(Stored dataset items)
↓

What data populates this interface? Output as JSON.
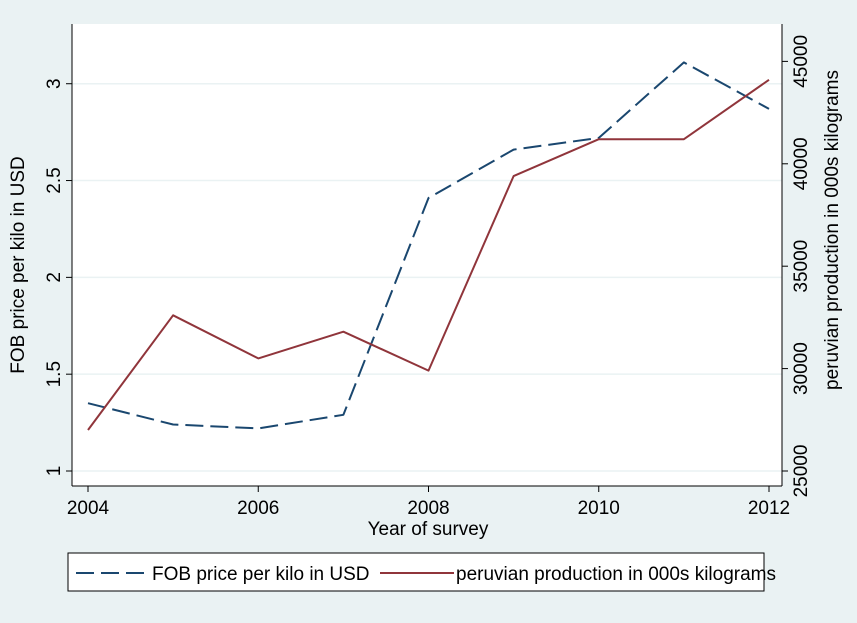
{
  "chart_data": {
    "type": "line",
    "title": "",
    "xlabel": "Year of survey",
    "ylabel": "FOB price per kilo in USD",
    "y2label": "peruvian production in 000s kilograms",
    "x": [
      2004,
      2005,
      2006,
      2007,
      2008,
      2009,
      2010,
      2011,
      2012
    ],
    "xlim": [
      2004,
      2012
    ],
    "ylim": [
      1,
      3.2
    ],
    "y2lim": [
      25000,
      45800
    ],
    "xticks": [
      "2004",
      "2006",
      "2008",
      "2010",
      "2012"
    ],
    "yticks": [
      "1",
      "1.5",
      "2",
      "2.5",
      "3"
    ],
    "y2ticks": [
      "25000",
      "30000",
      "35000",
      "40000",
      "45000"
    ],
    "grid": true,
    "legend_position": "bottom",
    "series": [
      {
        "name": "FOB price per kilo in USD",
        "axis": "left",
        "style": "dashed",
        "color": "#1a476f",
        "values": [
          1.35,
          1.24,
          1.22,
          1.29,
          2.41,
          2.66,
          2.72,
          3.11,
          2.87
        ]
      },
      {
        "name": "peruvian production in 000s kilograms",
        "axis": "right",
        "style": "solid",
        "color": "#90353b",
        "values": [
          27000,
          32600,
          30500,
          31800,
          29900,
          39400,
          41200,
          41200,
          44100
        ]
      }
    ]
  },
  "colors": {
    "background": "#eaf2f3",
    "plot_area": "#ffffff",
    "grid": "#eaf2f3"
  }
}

↑
↓

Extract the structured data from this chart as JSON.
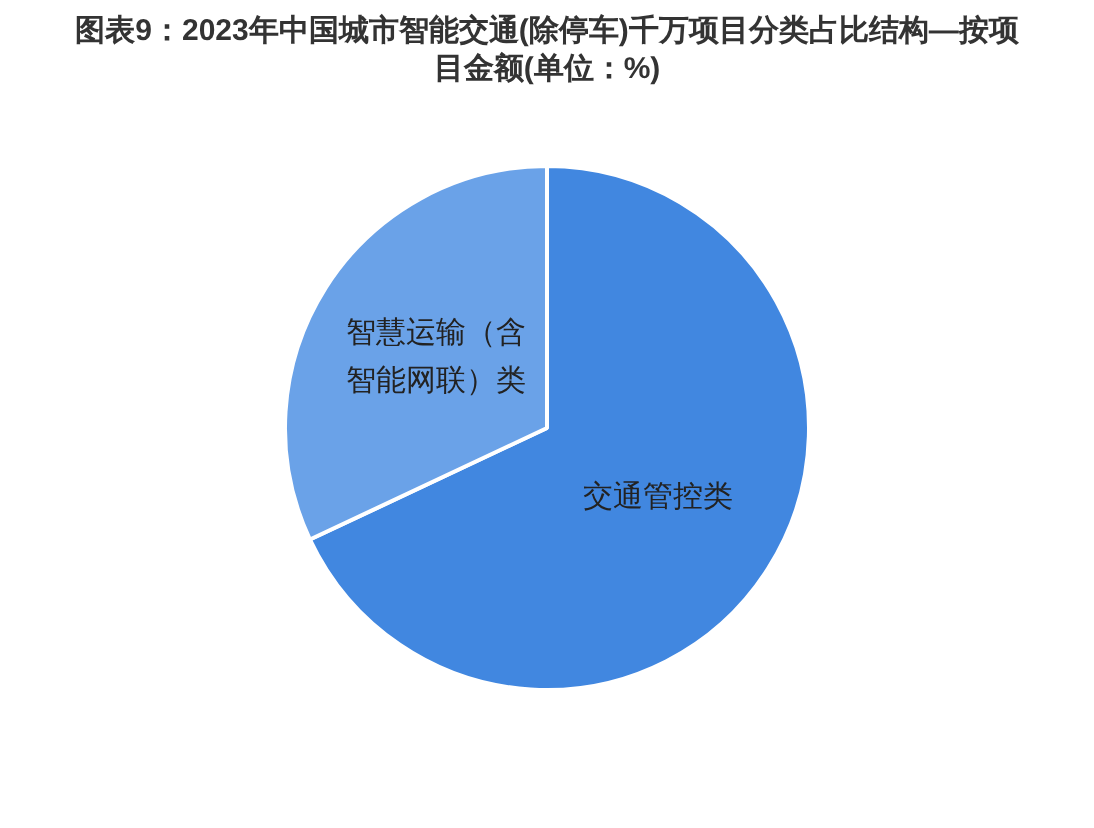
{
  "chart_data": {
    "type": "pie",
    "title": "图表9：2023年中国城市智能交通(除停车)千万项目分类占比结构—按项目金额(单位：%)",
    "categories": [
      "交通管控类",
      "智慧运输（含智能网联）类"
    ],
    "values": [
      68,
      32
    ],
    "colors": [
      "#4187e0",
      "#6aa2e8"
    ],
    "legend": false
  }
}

↑

### WORK TO COMPLETE
Which lines above contain "this"? Show each of them.

### COMPLETE RESPONSE
What data populates this interface? Output as JSON.
Extract the structured data from this chart as JSON.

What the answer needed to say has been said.